Record extracts Block Start
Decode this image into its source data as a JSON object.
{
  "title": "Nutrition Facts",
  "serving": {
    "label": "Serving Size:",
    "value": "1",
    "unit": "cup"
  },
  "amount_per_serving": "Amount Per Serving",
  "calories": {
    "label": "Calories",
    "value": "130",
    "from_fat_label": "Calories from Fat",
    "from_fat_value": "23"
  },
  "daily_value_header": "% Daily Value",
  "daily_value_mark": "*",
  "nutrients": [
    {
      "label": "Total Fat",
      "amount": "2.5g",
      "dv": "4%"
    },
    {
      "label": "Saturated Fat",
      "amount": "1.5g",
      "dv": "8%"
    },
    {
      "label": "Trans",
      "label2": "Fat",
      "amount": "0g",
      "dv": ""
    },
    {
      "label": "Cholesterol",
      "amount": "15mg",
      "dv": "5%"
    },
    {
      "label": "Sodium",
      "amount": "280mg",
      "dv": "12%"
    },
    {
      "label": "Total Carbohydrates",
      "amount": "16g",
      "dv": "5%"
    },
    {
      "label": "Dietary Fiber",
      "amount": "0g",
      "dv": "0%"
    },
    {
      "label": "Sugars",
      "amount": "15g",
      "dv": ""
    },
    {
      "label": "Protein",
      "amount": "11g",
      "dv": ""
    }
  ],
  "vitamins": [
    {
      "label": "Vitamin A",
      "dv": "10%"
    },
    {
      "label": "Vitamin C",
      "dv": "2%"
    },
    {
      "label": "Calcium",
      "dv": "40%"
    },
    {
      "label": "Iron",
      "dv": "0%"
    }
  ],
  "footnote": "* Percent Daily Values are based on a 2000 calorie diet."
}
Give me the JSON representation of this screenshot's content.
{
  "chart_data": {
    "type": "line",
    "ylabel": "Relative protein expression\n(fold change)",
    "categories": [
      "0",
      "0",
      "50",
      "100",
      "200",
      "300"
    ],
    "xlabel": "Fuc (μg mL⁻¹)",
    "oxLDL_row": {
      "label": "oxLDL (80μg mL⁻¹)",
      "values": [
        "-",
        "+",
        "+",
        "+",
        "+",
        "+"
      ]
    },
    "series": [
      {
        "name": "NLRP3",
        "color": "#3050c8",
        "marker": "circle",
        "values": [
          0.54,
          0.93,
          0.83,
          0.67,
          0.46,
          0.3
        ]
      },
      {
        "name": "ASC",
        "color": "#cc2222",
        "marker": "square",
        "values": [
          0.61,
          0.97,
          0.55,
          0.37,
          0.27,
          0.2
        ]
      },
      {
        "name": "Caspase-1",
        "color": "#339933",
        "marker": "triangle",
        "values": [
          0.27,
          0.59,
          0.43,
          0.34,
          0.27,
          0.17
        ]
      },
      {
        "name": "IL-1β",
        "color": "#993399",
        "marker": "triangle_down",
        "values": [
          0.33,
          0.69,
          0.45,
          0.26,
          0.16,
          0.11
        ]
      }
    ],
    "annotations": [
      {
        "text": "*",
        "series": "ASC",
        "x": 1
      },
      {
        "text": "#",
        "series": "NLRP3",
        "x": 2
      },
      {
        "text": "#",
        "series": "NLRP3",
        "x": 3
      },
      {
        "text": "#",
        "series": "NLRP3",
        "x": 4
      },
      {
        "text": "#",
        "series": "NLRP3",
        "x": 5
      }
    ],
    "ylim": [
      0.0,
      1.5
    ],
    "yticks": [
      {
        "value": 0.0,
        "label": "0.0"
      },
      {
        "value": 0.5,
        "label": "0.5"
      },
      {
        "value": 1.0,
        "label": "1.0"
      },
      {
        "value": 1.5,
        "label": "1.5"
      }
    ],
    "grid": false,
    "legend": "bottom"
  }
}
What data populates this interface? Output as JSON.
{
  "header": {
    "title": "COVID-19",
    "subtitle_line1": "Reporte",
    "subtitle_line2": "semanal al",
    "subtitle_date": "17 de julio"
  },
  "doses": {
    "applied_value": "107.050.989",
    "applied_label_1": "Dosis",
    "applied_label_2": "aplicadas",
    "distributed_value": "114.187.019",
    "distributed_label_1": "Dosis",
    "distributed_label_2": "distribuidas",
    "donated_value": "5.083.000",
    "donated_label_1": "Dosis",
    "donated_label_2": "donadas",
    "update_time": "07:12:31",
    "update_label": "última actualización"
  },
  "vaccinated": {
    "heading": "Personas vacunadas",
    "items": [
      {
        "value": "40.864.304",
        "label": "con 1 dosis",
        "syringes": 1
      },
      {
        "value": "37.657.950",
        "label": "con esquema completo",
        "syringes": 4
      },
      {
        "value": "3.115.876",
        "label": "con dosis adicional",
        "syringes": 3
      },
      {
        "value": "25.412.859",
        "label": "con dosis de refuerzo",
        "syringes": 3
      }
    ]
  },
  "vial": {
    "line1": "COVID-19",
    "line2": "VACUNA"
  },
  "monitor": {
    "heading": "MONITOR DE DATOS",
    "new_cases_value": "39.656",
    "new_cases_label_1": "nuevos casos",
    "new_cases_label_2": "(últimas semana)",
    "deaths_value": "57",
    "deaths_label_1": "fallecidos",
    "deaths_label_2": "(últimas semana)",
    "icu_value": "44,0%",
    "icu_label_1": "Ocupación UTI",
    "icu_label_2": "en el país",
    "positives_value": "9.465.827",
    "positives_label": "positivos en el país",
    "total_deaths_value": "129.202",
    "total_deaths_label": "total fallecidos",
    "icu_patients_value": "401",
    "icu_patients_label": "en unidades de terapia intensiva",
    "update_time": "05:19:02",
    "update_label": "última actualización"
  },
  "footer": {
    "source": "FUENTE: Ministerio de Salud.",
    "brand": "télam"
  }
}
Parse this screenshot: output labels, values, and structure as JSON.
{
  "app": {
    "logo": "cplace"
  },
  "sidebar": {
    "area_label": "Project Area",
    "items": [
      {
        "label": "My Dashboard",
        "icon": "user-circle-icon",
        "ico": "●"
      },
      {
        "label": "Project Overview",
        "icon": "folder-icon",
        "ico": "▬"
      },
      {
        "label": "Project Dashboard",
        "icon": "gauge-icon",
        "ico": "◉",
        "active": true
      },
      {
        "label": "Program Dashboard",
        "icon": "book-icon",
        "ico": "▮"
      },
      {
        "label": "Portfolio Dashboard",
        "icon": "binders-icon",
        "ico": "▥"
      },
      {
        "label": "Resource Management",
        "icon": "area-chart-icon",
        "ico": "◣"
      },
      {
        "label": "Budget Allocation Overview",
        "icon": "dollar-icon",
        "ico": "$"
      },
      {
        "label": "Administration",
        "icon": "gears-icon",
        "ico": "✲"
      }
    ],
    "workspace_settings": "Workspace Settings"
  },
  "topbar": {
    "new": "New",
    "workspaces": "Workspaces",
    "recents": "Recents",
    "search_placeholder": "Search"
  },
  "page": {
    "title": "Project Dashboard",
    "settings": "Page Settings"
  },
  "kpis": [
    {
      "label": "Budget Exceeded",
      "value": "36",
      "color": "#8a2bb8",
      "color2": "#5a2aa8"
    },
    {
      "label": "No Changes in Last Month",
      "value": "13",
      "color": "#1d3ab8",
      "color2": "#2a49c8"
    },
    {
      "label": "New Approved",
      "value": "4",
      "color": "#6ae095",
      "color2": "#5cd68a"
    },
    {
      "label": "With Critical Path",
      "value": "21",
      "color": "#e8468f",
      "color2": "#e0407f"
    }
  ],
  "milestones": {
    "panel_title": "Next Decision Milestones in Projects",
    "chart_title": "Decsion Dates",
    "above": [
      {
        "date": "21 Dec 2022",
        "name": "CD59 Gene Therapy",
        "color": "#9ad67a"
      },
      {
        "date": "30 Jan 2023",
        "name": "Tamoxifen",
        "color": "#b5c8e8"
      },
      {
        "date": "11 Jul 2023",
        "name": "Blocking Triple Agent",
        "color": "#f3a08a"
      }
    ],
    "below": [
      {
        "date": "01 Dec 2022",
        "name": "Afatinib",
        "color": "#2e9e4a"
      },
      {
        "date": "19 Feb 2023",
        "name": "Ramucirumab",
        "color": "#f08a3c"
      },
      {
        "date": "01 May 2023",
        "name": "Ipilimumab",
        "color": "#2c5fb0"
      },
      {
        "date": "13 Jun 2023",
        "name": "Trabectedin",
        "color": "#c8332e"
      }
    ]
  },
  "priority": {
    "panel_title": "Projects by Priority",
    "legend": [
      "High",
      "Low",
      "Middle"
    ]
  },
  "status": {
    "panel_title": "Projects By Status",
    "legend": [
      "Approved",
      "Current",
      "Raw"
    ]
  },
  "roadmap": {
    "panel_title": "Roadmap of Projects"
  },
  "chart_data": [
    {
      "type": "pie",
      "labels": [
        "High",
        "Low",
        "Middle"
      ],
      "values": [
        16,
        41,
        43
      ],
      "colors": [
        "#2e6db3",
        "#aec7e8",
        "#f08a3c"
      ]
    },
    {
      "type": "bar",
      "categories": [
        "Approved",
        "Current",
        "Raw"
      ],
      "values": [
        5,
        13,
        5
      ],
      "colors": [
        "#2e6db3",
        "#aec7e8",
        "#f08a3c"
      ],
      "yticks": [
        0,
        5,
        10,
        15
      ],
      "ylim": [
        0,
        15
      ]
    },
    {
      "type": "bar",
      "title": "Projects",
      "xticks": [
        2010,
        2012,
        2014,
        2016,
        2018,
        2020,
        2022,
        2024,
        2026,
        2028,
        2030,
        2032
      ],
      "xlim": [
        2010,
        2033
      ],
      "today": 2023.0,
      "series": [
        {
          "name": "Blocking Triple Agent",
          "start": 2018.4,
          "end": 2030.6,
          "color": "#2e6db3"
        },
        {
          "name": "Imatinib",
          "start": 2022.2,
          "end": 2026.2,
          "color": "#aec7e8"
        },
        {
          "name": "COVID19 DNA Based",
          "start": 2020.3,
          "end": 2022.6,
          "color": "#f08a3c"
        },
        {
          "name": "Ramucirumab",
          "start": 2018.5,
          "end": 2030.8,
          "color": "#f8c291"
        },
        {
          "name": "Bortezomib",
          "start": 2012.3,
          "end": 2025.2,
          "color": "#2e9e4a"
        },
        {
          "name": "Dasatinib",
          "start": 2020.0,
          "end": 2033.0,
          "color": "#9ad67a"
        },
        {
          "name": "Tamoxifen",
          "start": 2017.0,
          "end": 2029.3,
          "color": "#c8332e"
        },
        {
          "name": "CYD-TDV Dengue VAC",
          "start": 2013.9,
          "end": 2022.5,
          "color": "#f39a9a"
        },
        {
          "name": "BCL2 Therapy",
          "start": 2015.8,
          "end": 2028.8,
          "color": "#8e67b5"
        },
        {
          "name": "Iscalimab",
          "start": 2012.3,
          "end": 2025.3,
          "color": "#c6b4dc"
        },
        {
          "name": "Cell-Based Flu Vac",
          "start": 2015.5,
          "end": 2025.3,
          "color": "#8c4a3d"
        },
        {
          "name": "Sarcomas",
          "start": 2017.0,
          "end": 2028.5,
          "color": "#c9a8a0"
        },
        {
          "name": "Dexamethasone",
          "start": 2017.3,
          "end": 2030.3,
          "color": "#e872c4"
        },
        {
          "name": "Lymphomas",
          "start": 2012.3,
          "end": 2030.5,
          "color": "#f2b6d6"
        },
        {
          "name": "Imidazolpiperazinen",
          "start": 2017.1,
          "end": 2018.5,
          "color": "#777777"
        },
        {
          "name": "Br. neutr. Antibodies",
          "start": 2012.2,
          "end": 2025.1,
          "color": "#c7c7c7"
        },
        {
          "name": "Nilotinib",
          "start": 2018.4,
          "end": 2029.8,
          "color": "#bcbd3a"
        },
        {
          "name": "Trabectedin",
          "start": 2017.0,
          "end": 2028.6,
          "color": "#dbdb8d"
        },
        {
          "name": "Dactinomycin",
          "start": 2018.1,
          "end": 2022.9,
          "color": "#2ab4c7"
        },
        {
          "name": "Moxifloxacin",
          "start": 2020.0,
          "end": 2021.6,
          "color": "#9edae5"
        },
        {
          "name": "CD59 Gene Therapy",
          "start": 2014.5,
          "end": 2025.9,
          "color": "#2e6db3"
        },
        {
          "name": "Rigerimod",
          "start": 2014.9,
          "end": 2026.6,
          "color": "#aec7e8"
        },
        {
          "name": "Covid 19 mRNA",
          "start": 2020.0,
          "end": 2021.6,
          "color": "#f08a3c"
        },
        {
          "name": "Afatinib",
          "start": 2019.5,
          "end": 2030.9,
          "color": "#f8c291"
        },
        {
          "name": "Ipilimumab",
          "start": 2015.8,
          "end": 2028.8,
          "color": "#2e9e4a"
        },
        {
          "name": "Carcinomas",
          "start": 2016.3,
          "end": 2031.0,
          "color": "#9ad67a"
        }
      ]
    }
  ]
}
Record extracts Block End
Where does the word "Gene" appear in the records above? Return every line that holds it.

■ Output of the task:
        "name": "CD59 Gene Therapy",
          "name": "CD59 Gene Therapy",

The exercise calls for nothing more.